TASK BRIEF: Leave out the pictures and repeat everything else in the records exactly.

===== GIVEN ENTRIES =====

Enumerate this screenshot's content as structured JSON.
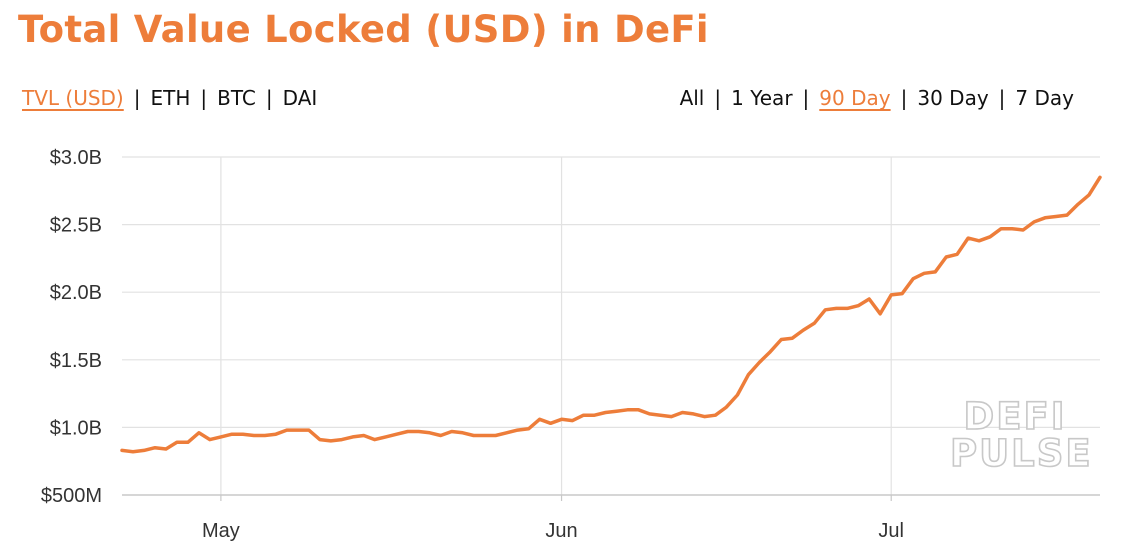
{
  "page": {
    "title": "Total Value Locked (USD) in DeFi",
    "metric_tabs": [
      {
        "label": "TVL (USD)",
        "active": true
      },
      {
        "label": "ETH",
        "active": false
      },
      {
        "label": "BTC",
        "active": false
      },
      {
        "label": "DAI",
        "active": false
      }
    ],
    "range_tabs": [
      {
        "label": "All",
        "active": false
      },
      {
        "label": "1 Year",
        "active": false
      },
      {
        "label": "90 Day",
        "active": true
      },
      {
        "label": "30 Day",
        "active": false
      },
      {
        "label": "7 Day",
        "active": false
      }
    ],
    "watermark": [
      "DEFI",
      "PULSE"
    ],
    "accent_color": "#ed7d3a"
  },
  "chart_data": {
    "type": "line",
    "title": "Total Value Locked (USD) in DeFi",
    "xlabel": "",
    "ylabel": "",
    "ylim": [
      0.5,
      3.0
    ],
    "y_unit": "billion USD",
    "y_ticks": [
      {
        "value": 0.5,
        "label": "$500M"
      },
      {
        "value": 1.0,
        "label": "$1.0B"
      },
      {
        "value": 1.5,
        "label": "$1.5B"
      },
      {
        "value": 2.0,
        "label": "$2.0B"
      },
      {
        "value": 2.5,
        "label": "$2.5B"
      },
      {
        "value": 3.0,
        "label": "$3.0B"
      }
    ],
    "x_range": [
      "2020-04-22",
      "2020-07-20"
    ],
    "x_ticks": [
      {
        "date": "2020-05-01",
        "label": "May"
      },
      {
        "date": "2020-06-01",
        "label": "Jun"
      },
      {
        "date": "2020-07-01",
        "label": "Jul"
      }
    ],
    "grid": true,
    "legend": "none",
    "color": "#ed7d3a",
    "series": [
      {
        "x": [
          "2020-04-22",
          "2020-04-23",
          "2020-04-24",
          "2020-04-25",
          "2020-04-26",
          "2020-04-27",
          "2020-04-28",
          "2020-04-29",
          "2020-04-30",
          "2020-05-01",
          "2020-05-02",
          "2020-05-03",
          "2020-05-04",
          "2020-05-05",
          "2020-05-06",
          "2020-05-07",
          "2020-05-08",
          "2020-05-09",
          "2020-05-10",
          "2020-05-11",
          "2020-05-12",
          "2020-05-13",
          "2020-05-14",
          "2020-05-15",
          "2020-05-16",
          "2020-05-17",
          "2020-05-18",
          "2020-05-19",
          "2020-05-20",
          "2020-05-21",
          "2020-05-22",
          "2020-05-23",
          "2020-05-24",
          "2020-05-25",
          "2020-05-26",
          "2020-05-27",
          "2020-05-28",
          "2020-05-29",
          "2020-05-30",
          "2020-05-31",
          "2020-06-01",
          "2020-06-02",
          "2020-06-03",
          "2020-06-04",
          "2020-06-05",
          "2020-06-06",
          "2020-06-07",
          "2020-06-08",
          "2020-06-09",
          "2020-06-10",
          "2020-06-11",
          "2020-06-12",
          "2020-06-13",
          "2020-06-14",
          "2020-06-15",
          "2020-06-16",
          "2020-06-17",
          "2020-06-18",
          "2020-06-19",
          "2020-06-20",
          "2020-06-21",
          "2020-06-22",
          "2020-06-23",
          "2020-06-24",
          "2020-06-25",
          "2020-06-26",
          "2020-06-27",
          "2020-06-28",
          "2020-06-29",
          "2020-06-30",
          "2020-07-01",
          "2020-07-02",
          "2020-07-03",
          "2020-07-04",
          "2020-07-05",
          "2020-07-06",
          "2020-07-07",
          "2020-07-08",
          "2020-07-09",
          "2020-07-10",
          "2020-07-11",
          "2020-07-12",
          "2020-07-13",
          "2020-07-14",
          "2020-07-15",
          "2020-07-16",
          "2020-07-17",
          "2020-07-18",
          "2020-07-19",
          "2020-07-20"
        ],
        "values": [
          0.83,
          0.82,
          0.83,
          0.85,
          0.84,
          0.89,
          0.89,
          0.96,
          0.91,
          0.93,
          0.95,
          0.95,
          0.94,
          0.94,
          0.95,
          0.98,
          0.98,
          0.98,
          0.91,
          0.9,
          0.91,
          0.93,
          0.94,
          0.91,
          0.93,
          0.95,
          0.97,
          0.97,
          0.96,
          0.94,
          0.97,
          0.96,
          0.94,
          0.94,
          0.94,
          0.96,
          0.98,
          0.99,
          1.06,
          1.03,
          1.06,
          1.05,
          1.09,
          1.09,
          1.11,
          1.12,
          1.13,
          1.13,
          1.1,
          1.09,
          1.08,
          1.11,
          1.1,
          1.08,
          1.09,
          1.15,
          1.24,
          1.39,
          1.48,
          1.56,
          1.65,
          1.66,
          1.72,
          1.77,
          1.87,
          1.88,
          1.88,
          1.9,
          1.95,
          1.84,
          1.98,
          1.99,
          2.1,
          2.14,
          2.15,
          2.26,
          2.28,
          2.4,
          2.38,
          2.41,
          2.47,
          2.47,
          2.46,
          2.52,
          2.55,
          2.56,
          2.57,
          2.65,
          2.72,
          2.85
        ]
      }
    ]
  }
}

=====

REPLY:
Enumerate this screenshot's content as structured JSON.
{
  "page": {
    "title": "Total Value Locked (USD) in DeFi",
    "metric_tabs": [
      {
        "label": "TVL (USD)",
        "active": true
      },
      {
        "label": "ETH",
        "active": false
      },
      {
        "label": "BTC",
        "active": false
      },
      {
        "label": "DAI",
        "active": false
      }
    ],
    "range_tabs": [
      {
        "label": "All",
        "active": false
      },
      {
        "label": "1 Year",
        "active": false
      },
      {
        "label": "90 Day",
        "active": true
      },
      {
        "label": "30 Day",
        "active": false
      },
      {
        "label": "7 Day",
        "active": false
      }
    ],
    "watermark": [
      "DEFI",
      "PULSE"
    ],
    "accent_color": "#ed7d3a"
  },
  "chart_data": {
    "type": "line",
    "title": "Total Value Locked (USD) in DeFi",
    "xlabel": "",
    "ylabel": "",
    "ylim": [
      0.5,
      3.0
    ],
    "y_unit": "billion USD",
    "y_ticks": [
      {
        "value": 0.5,
        "label": "$500M"
      },
      {
        "value": 1.0,
        "label": "$1.0B"
      },
      {
        "value": 1.5,
        "label": "$1.5B"
      },
      {
        "value": 2.0,
        "label": "$2.0B"
      },
      {
        "value": 2.5,
        "label": "$2.5B"
      },
      {
        "value": 3.0,
        "label": "$3.0B"
      }
    ],
    "x_range": [
      "2020-04-22",
      "2020-07-20"
    ],
    "x_ticks": [
      {
        "date": "2020-05-01",
        "label": "May"
      },
      {
        "date": "2020-06-01",
        "label": "Jun"
      },
      {
        "date": "2020-07-01",
        "label": "Jul"
      }
    ],
    "grid": true,
    "legend": "none",
    "color": "#ed7d3a",
    "series": [
      {
        "x": [
          "2020-04-22",
          "2020-04-23",
          "2020-04-24",
          "2020-04-25",
          "2020-04-26",
          "2020-04-27",
          "2020-04-28",
          "2020-04-29",
          "2020-04-30",
          "2020-05-01",
          "2020-05-02",
          "2020-05-03",
          "2020-05-04",
          "2020-05-05",
          "2020-05-06",
          "2020-05-07",
          "2020-05-08",
          "2020-05-09",
          "2020-05-10",
          "2020-05-11",
          "2020-05-12",
          "2020-05-13",
          "2020-05-14",
          "2020-05-15",
          "2020-05-16",
          "2020-05-17",
          "2020-05-18",
          "2020-05-19",
          "2020-05-20",
          "2020-05-21",
          "2020-05-22",
          "2020-05-23",
          "2020-05-24",
          "2020-05-25",
          "2020-05-26",
          "2020-05-27",
          "2020-05-28",
          "2020-05-29",
          "2020-05-30",
          "2020-05-31",
          "2020-06-01",
          "2020-06-02",
          "2020-06-03",
          "2020-06-04",
          "2020-06-05",
          "2020-06-06",
          "2020-06-07",
          "2020-06-08",
          "2020-06-09",
          "2020-06-10",
          "2020-06-11",
          "2020-06-12",
          "2020-06-13",
          "2020-06-14",
          "2020-06-15",
          "2020-06-16",
          "2020-06-17",
          "2020-06-18",
          "2020-06-19",
          "2020-06-20",
          "2020-06-21",
          "2020-06-22",
          "2020-06-23",
          "2020-06-24",
          "2020-06-25",
          "2020-06-26",
          "2020-06-27",
          "2020-06-28",
          "2020-06-29",
          "2020-06-30",
          "2020-07-01",
          "2020-07-02",
          "2020-07-03",
          "2020-07-04",
          "2020-07-05",
          "2020-07-06",
          "2020-07-07",
          "2020-07-08",
          "2020-07-09",
          "2020-07-10",
          "2020-07-11",
          "2020-07-12",
          "2020-07-13",
          "2020-07-14",
          "2020-07-15",
          "2020-07-16",
          "2020-07-17",
          "2020-07-18",
          "2020-07-19",
          "2020-07-20"
        ],
        "values": [
          0.83,
          0.82,
          0.83,
          0.85,
          0.84,
          0.89,
          0.89,
          0.96,
          0.91,
          0.93,
          0.95,
          0.95,
          0.94,
          0.94,
          0.95,
          0.98,
          0.98,
          0.98,
          0.91,
          0.9,
          0.91,
          0.93,
          0.94,
          0.91,
          0.93,
          0.95,
          0.97,
          0.97,
          0.96,
          0.94,
          0.97,
          0.96,
          0.94,
          0.94,
          0.94,
          0.96,
          0.98,
          0.99,
          1.06,
          1.03,
          1.06,
          1.05,
          1.09,
          1.09,
          1.11,
          1.12,
          1.13,
          1.13,
          1.1,
          1.09,
          1.08,
          1.11,
          1.1,
          1.08,
          1.09,
          1.15,
          1.24,
          1.39,
          1.48,
          1.56,
          1.65,
          1.66,
          1.72,
          1.77,
          1.87,
          1.88,
          1.88,
          1.9,
          1.95,
          1.84,
          1.98,
          1.99,
          2.1,
          2.14,
          2.15,
          2.26,
          2.28,
          2.4,
          2.38,
          2.41,
          2.47,
          2.47,
          2.46,
          2.52,
          2.55,
          2.56,
          2.57,
          2.65,
          2.72,
          2.85
        ]
      }
    ]
  }
}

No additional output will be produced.